-- DATA SECTION start --
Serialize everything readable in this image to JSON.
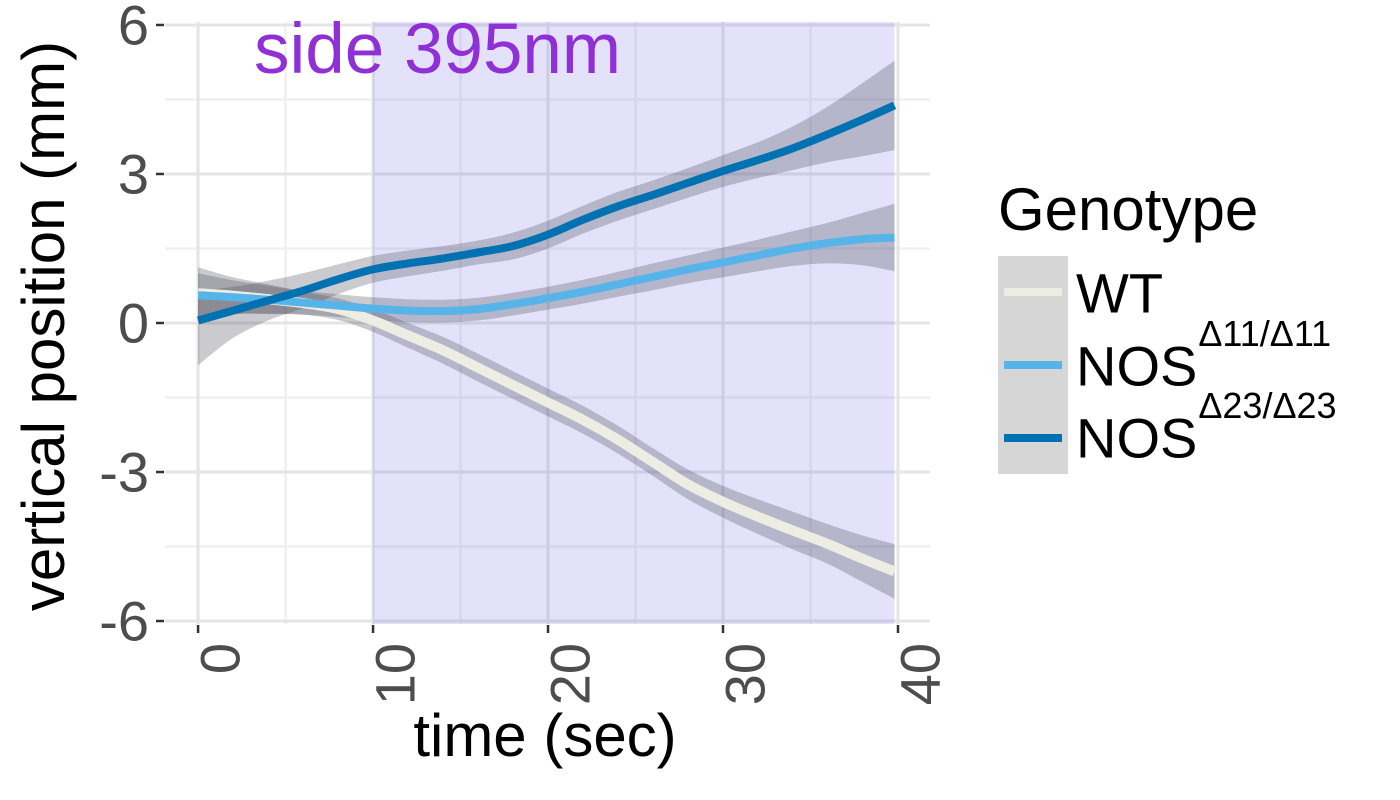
{
  "chart_data": {
    "type": "line",
    "title": "side 395nm",
    "title_color": "#8F2FD6",
    "xlabel": "time (sec)",
    "ylabel": "vertical position (mm)",
    "xlim": [
      -1.89,
      41.83
    ],
    "ylim": [
      -6.06,
      6.06
    ],
    "x_ticks": [
      0,
      10,
      20,
      30,
      40
    ],
    "x_minor_ticks": [
      5,
      15,
      25,
      35
    ],
    "y_ticks": [
      -6,
      -3,
      0,
      3,
      6
    ],
    "y_minor_ticks": [
      -4.5,
      -1.5,
      1.5,
      4.5
    ],
    "grid": true,
    "legend_position": "right",
    "legend_title": "Genotype",
    "stimulus_window": {
      "t_start": 10,
      "t_end": 39.8,
      "fill": "rgba(100,96,228,0.18)"
    },
    "band_fill": "rgba(80,80,95,0.30)",
    "grid_major_color": "#E4E4E4",
    "grid_minor_color": "#F0F0F0",
    "tick_color": "#333333",
    "tick_label_color": "#4D4D4D",
    "x": [
      0,
      2,
      4,
      6,
      8,
      10,
      12,
      14,
      16,
      18,
      20,
      22,
      24,
      26,
      28,
      30,
      32,
      34,
      36,
      38,
      39.8
    ],
    "series": [
      {
        "id": "wt",
        "label_base": "WT",
        "label_sup": "",
        "color": "#EEEDE3",
        "line_width": 10,
        "y": [
          0.6,
          0.55,
          0.48,
          0.4,
          0.28,
          0.05,
          -0.25,
          -0.55,
          -0.9,
          -1.25,
          -1.6,
          -1.95,
          -2.35,
          -2.8,
          -3.25,
          -3.6,
          -3.9,
          -4.18,
          -4.45,
          -4.75,
          -5.0
        ],
        "ci_upper": [
          1.12,
          0.92,
          0.78,
          0.63,
          0.5,
          0.28,
          0.0,
          -0.28,
          -0.62,
          -0.97,
          -1.32,
          -1.67,
          -2.07,
          -2.52,
          -2.95,
          -3.28,
          -3.55,
          -3.8,
          -4.05,
          -4.28,
          -4.45
        ],
        "ci_lower": [
          0.08,
          0.18,
          0.18,
          0.17,
          0.06,
          -0.18,
          -0.5,
          -0.82,
          -1.18,
          -1.53,
          -1.88,
          -2.23,
          -2.63,
          -3.08,
          -3.55,
          -3.92,
          -4.25,
          -4.56,
          -4.85,
          -5.22,
          -5.55
        ]
      },
      {
        "id": "nos-d11",
        "label_base": "NOS",
        "label_sup": "Δ11/Δ11",
        "color": "#56B4E9",
        "line_width": 8,
        "y": [
          0.56,
          0.52,
          0.47,
          0.41,
          0.35,
          0.29,
          0.25,
          0.24,
          0.28,
          0.38,
          0.5,
          0.63,
          0.78,
          0.93,
          1.08,
          1.22,
          1.36,
          1.5,
          1.61,
          1.69,
          1.72
        ],
        "ci_upper": [
          1.0,
          0.86,
          0.75,
          0.65,
          0.58,
          0.52,
          0.48,
          0.47,
          0.51,
          0.61,
          0.73,
          0.87,
          1.03,
          1.2,
          1.36,
          1.52,
          1.68,
          1.85,
          2.02,
          2.22,
          2.4
        ],
        "ci_lower": [
          0.12,
          0.18,
          0.19,
          0.17,
          0.12,
          0.06,
          0.02,
          0.01,
          0.05,
          0.15,
          0.27,
          0.39,
          0.53,
          0.66,
          0.8,
          0.92,
          1.04,
          1.15,
          1.2,
          1.16,
          1.04
        ]
      },
      {
        "id": "nos-d23",
        "label_base": "NOS",
        "label_sup": "Δ23/Δ23",
        "color": "#0072B2",
        "line_width": 8,
        "y": [
          0.05,
          0.25,
          0.45,
          0.65,
          0.88,
          1.08,
          1.2,
          1.3,
          1.42,
          1.55,
          1.78,
          2.08,
          2.35,
          2.58,
          2.82,
          3.06,
          3.28,
          3.52,
          3.8,
          4.1,
          4.38
        ],
        "ci_upper": [
          0.65,
          0.73,
          0.85,
          1.0,
          1.18,
          1.35,
          1.46,
          1.55,
          1.66,
          1.82,
          2.06,
          2.36,
          2.64,
          2.87,
          3.12,
          3.38,
          3.64,
          3.96,
          4.36,
          4.84,
          5.28
        ],
        "ci_lower": [
          -0.85,
          -0.3,
          0.05,
          0.3,
          0.58,
          0.81,
          0.94,
          1.05,
          1.18,
          1.28,
          1.5,
          1.8,
          2.06,
          2.29,
          2.52,
          2.74,
          2.92,
          3.08,
          3.24,
          3.36,
          3.48
        ]
      }
    ]
  }
}
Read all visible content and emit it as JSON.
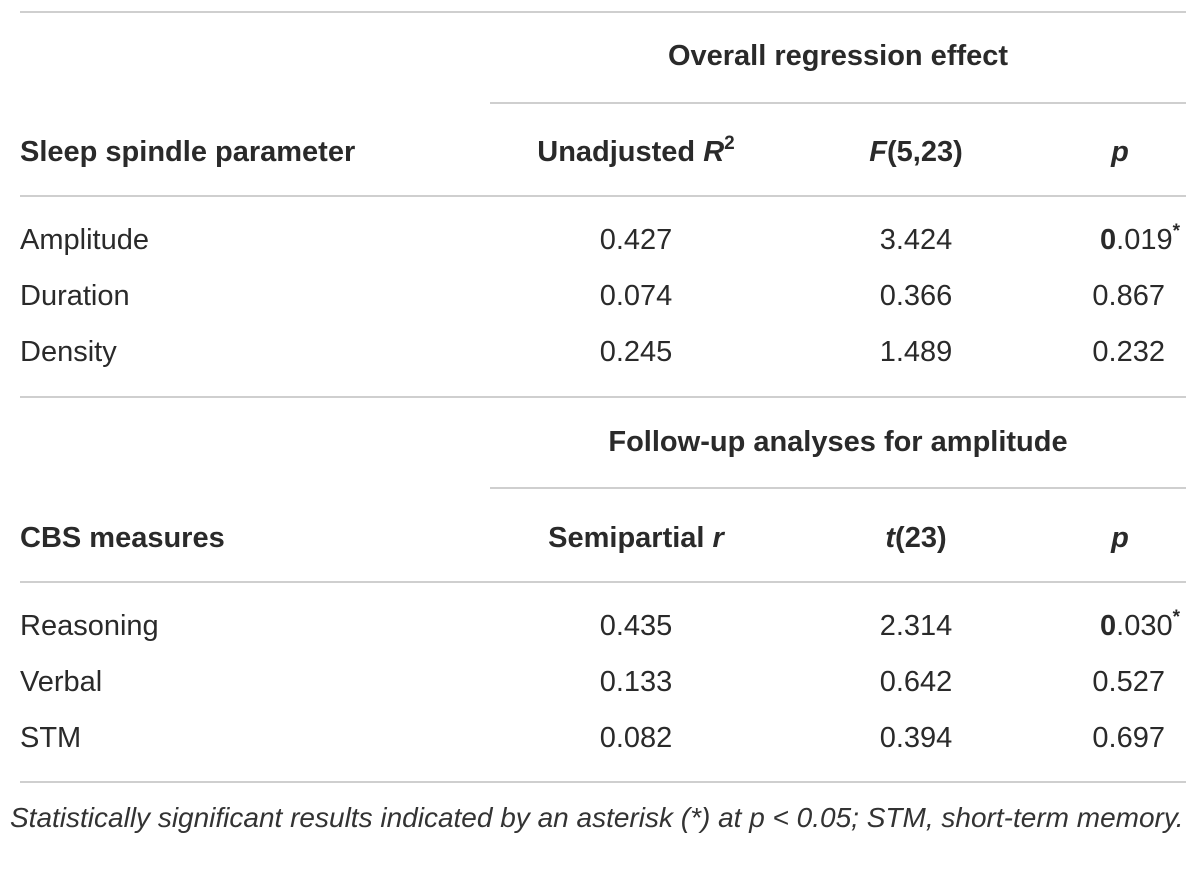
-- DATA SECTION end --
WHAT TO WORK ON: Write out the listing word for word, omitting the pictures it holds.

EXERCISE SOLUTION:
Serialize everything readable in this image to JSON.
{
  "chart_data": {
    "type": "line",
    "title": "side 395nm",
    "title_color": "#8F2FD6",
    "xlabel": "time (sec)",
    "ylabel": "vertical position (mm)",
    "xlim": [
      -1.89,
      41.83
    ],
    "ylim": [
      -6.06,
      6.06
    ],
    "x_ticks": [
      0,
      10,
      20,
      30,
      40
    ],
    "x_minor_ticks": [
      5,
      15,
      25,
      35
    ],
    "y_ticks": [
      -6,
      -3,
      0,
      3,
      6
    ],
    "y_minor_ticks": [
      -4.5,
      -1.5,
      1.5,
      4.5
    ],
    "grid": true,
    "legend_position": "right",
    "legend_title": "Genotype",
    "stimulus_window": {
      "t_start": 10,
      "t_end": 39.8,
      "fill": "rgba(100,96,228,0.18)"
    },
    "band_fill": "rgba(80,80,95,0.30)",
    "grid_major_color": "#E4E4E4",
    "grid_minor_color": "#F0F0F0",
    "tick_color": "#333333",
    "tick_label_color": "#4D4D4D",
    "x": [
      0,
      2,
      4,
      6,
      8,
      10,
      12,
      14,
      16,
      18,
      20,
      22,
      24,
      26,
      28,
      30,
      32,
      34,
      36,
      38,
      39.8
    ],
    "series": [
      {
        "id": "wt",
        "label_base": "WT",
        "label_sup": "",
        "color": "#EEEDE3",
        "line_width": 10,
        "y": [
          0.6,
          0.55,
          0.48,
          0.4,
          0.28,
          0.05,
          -0.25,
          -0.55,
          -0.9,
          -1.25,
          -1.6,
          -1.95,
          -2.35,
          -2.8,
          -3.25,
          -3.6,
          -3.9,
          -4.18,
          -4.45,
          -4.75,
          -5.0
        ],
        "ci_upper": [
          1.12,
          0.92,
          0.78,
          0.63,
          0.5,
          0.28,
          0.0,
          -0.28,
          -0.62,
          -0.97,
          -1.32,
          -1.67,
          -2.07,
          -2.52,
          -2.95,
          -3.28,
          -3.55,
          -3.8,
          -4.05,
          -4.28,
          -4.45
        ],
        "ci_lower": [
          0.08,
          0.18,
          0.18,
          0.17,
          0.06,
          -0.18,
          -0.5,
          -0.82,
          -1.18,
          -1.53,
          -1.88,
          -2.23,
          -2.63,
          -3.08,
          -3.55,
          -3.92,
          -4.25,
          -4.56,
          -4.85,
          -5.22,
          -5.55
        ]
      },
      {
        "id": "nos-d11",
        "label_base": "NOS",
        "label_sup": "Δ11/Δ11",
        "color": "#56B4E9",
        "line_width": 8,
        "y": [
          0.56,
          0.52,
          0.47,
          0.41,
          0.35,
          0.29,
          0.25,
          0.24,
          0.28,
          0.38,
          0.5,
          0.63,
          0.78,
          0.93,
          1.08,
          1.22,
          1.36,
          1.5,
          1.61,
          1.69,
          1.72
        ],
        "ci_upper": [
          1.0,
          0.86,
          0.75,
          0.65,
          0.58,
          0.52,
          0.48,
          0.47,
          0.51,
          0.61,
          0.73,
          0.87,
          1.03,
          1.2,
          1.36,
          1.52,
          1.68,
          1.85,
          2.02,
          2.22,
          2.4
        ],
        "ci_lower": [
          0.12,
          0.18,
          0.19,
          0.17,
          0.12,
          0.06,
          0.02,
          0.01,
          0.05,
          0.15,
          0.27,
          0.39,
          0.53,
          0.66,
          0.8,
          0.92,
          1.04,
          1.15,
          1.2,
          1.16,
          1.04
        ]
      },
      {
        "id": "nos-d23",
        "label_base": "NOS",
        "label_sup": "Δ23/Δ23",
        "color": "#0072B2",
        "line_width": 8,
        "y": [
          0.05,
          0.25,
          0.45,
          0.65,
          0.88,
          1.08,
          1.2,
          1.3,
          1.42,
          1.55,
          1.78,
          2.08,
          2.35,
          2.58,
          2.82,
          3.06,
          3.28,
          3.52,
          3.8,
          4.1,
          4.38
        ],
        "ci_upper": [
          0.65,
          0.73,
          0.85,
          1.0,
          1.18,
          1.35,
          1.46,
          1.55,
          1.66,
          1.82,
          2.06,
          2.36,
          2.64,
          2.87,
          3.12,
          3.38,
          3.64,
          3.96,
          4.36,
          4.84,
          5.28
        ],
        "ci_lower": [
          -0.85,
          -0.3,
          0.05,
          0.3,
          0.58,
          0.81,
          0.94,
          1.05,
          1.18,
          1.28,
          1.5,
          1.8,
          2.06,
          2.29,
          2.52,
          2.74,
          2.92,
          3.08,
          3.24,
          3.36,
          3.48
        ]
      }
    ]
  }
}
Read all visible content and emit it as JSON.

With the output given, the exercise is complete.